Task = In the data below, find every line with the string "content" and pull it out.

─── Entries

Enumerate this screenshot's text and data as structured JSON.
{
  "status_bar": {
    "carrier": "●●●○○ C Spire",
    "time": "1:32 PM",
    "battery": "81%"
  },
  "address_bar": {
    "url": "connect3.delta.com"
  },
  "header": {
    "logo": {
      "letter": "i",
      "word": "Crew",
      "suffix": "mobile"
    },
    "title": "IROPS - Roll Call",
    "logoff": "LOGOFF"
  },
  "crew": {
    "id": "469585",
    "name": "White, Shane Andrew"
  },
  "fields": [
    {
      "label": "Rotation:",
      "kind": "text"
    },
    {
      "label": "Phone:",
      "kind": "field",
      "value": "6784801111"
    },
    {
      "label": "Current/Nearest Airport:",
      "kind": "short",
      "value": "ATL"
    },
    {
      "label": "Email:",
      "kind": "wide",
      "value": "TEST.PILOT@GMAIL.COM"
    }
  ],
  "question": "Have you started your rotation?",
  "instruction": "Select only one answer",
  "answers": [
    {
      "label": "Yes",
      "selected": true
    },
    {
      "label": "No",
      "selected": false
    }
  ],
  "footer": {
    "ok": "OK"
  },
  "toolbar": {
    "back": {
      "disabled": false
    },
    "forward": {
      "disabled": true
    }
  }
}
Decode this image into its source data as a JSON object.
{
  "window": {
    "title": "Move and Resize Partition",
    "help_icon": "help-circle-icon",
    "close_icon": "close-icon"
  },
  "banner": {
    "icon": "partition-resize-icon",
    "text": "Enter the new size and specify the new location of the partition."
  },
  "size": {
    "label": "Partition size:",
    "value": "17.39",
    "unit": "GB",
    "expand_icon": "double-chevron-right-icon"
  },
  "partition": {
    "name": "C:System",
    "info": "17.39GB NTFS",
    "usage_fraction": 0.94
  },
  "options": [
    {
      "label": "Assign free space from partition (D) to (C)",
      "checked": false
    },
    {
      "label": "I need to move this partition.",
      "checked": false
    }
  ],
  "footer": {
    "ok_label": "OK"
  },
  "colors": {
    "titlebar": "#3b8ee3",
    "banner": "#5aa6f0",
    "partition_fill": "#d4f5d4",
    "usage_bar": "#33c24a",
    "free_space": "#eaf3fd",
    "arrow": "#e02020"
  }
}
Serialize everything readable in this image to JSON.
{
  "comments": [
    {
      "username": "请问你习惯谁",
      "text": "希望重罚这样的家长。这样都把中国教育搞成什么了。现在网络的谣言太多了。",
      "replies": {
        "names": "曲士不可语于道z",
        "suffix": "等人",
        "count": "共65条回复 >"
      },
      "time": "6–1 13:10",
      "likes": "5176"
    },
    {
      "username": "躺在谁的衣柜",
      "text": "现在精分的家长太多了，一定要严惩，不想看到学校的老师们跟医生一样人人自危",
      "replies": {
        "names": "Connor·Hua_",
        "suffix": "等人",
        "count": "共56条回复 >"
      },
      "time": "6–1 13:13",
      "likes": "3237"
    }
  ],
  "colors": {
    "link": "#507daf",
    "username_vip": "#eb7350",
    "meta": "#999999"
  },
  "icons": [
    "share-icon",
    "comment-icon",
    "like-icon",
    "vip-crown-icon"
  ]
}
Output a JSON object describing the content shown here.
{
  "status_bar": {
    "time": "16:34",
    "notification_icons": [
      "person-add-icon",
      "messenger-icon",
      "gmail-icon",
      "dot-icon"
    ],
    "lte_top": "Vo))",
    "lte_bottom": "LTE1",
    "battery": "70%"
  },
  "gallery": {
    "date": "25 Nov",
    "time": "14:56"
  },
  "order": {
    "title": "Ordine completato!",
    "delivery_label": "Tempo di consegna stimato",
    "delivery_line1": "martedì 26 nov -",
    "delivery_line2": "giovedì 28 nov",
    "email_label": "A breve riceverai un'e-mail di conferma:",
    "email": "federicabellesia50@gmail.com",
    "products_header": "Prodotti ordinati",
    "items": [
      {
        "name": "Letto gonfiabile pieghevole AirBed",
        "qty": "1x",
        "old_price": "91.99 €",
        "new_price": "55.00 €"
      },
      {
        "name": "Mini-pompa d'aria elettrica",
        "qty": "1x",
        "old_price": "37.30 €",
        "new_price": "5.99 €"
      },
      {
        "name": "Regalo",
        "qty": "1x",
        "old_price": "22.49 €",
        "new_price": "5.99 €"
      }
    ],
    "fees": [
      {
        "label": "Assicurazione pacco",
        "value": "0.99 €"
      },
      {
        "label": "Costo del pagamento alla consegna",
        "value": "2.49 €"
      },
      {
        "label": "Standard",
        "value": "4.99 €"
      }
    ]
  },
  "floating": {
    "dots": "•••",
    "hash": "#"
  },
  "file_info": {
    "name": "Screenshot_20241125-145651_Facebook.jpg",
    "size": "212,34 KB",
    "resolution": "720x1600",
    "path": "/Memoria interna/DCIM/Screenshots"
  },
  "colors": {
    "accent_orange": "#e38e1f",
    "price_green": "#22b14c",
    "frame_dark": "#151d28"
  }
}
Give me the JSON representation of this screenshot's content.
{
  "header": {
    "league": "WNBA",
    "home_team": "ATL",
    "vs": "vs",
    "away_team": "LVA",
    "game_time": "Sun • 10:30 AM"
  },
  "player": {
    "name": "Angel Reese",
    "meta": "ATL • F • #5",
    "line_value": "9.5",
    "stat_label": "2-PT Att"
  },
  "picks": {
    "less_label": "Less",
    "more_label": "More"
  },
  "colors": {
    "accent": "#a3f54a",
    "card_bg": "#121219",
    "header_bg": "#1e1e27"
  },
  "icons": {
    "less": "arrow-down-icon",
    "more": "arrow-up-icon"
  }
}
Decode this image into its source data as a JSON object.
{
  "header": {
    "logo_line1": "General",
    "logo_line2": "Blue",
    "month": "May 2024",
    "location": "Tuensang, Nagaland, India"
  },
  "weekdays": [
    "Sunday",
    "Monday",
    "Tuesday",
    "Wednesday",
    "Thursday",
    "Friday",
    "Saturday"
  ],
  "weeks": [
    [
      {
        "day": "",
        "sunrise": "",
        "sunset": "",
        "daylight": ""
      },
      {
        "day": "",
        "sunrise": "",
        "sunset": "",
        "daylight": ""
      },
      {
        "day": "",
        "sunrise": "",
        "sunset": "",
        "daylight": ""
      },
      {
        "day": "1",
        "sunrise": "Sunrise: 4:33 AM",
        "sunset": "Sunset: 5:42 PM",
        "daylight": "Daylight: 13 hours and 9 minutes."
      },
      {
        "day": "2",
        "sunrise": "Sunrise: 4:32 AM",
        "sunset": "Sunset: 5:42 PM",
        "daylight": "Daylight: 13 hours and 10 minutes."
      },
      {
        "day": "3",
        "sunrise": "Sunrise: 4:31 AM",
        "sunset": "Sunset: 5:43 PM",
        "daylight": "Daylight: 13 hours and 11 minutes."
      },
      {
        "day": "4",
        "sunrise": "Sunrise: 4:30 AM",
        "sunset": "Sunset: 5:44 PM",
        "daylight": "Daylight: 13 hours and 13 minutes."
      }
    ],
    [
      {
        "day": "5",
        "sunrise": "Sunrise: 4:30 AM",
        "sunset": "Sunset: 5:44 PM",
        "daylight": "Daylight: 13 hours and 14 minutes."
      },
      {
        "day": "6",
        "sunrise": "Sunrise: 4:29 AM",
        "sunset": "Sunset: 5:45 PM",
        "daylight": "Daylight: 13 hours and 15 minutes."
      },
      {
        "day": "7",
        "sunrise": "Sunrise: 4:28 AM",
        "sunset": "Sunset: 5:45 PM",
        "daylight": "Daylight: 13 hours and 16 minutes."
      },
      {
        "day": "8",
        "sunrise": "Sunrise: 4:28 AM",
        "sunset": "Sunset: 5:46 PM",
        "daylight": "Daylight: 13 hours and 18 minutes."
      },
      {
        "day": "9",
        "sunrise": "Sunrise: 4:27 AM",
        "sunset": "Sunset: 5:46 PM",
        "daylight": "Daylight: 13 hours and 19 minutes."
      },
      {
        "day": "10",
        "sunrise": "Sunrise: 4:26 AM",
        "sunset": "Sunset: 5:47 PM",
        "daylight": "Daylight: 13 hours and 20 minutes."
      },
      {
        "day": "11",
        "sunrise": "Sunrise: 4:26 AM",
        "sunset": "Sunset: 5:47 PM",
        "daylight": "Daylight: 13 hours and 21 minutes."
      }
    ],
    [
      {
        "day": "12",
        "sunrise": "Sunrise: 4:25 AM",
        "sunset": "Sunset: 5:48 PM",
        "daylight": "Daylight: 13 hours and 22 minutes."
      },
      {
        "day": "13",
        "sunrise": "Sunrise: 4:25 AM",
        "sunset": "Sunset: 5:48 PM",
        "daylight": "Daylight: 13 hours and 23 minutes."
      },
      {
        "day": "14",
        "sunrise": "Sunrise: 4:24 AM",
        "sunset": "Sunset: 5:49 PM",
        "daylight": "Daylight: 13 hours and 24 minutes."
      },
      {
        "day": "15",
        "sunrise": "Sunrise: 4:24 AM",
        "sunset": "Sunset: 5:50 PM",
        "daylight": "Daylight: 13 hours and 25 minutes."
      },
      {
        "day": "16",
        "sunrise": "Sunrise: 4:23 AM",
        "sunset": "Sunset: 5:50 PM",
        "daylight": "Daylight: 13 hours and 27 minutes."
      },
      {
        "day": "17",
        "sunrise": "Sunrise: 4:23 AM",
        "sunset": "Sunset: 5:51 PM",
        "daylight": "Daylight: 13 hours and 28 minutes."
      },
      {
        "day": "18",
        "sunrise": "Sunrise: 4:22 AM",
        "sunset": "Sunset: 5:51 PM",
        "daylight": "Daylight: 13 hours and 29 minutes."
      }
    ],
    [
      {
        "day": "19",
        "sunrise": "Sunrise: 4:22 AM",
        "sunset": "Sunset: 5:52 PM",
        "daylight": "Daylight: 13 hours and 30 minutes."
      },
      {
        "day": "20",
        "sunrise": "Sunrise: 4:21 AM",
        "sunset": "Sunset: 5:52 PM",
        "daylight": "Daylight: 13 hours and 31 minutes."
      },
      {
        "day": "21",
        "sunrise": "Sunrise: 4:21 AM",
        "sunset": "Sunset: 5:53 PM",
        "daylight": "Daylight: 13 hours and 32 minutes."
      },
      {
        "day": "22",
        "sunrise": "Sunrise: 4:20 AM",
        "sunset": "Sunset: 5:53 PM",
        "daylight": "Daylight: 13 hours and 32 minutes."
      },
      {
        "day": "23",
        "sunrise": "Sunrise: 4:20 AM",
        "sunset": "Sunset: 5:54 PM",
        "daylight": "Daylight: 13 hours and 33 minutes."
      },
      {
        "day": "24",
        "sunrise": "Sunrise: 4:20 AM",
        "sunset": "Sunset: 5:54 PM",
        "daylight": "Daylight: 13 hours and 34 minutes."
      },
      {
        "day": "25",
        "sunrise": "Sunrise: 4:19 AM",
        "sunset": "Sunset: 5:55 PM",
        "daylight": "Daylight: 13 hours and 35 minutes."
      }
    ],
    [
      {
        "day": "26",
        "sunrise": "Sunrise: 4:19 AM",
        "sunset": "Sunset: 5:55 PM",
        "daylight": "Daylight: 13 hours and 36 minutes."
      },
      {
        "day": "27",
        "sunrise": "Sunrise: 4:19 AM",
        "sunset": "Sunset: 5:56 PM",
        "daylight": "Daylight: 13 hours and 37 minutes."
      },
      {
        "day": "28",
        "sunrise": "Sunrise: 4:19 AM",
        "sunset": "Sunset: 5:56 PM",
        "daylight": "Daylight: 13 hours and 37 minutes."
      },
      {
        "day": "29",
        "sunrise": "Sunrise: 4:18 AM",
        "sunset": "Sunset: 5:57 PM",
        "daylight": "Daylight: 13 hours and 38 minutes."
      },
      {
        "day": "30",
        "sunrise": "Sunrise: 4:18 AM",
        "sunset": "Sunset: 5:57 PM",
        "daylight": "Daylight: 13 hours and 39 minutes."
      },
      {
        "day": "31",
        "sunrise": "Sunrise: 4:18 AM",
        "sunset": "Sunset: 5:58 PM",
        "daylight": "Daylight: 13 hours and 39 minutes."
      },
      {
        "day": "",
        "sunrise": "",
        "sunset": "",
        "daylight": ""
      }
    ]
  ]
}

──────

Solution for this exercise =
Output a JSON object describing the content shown here.
Give me the JSON representation of this screenshot's content.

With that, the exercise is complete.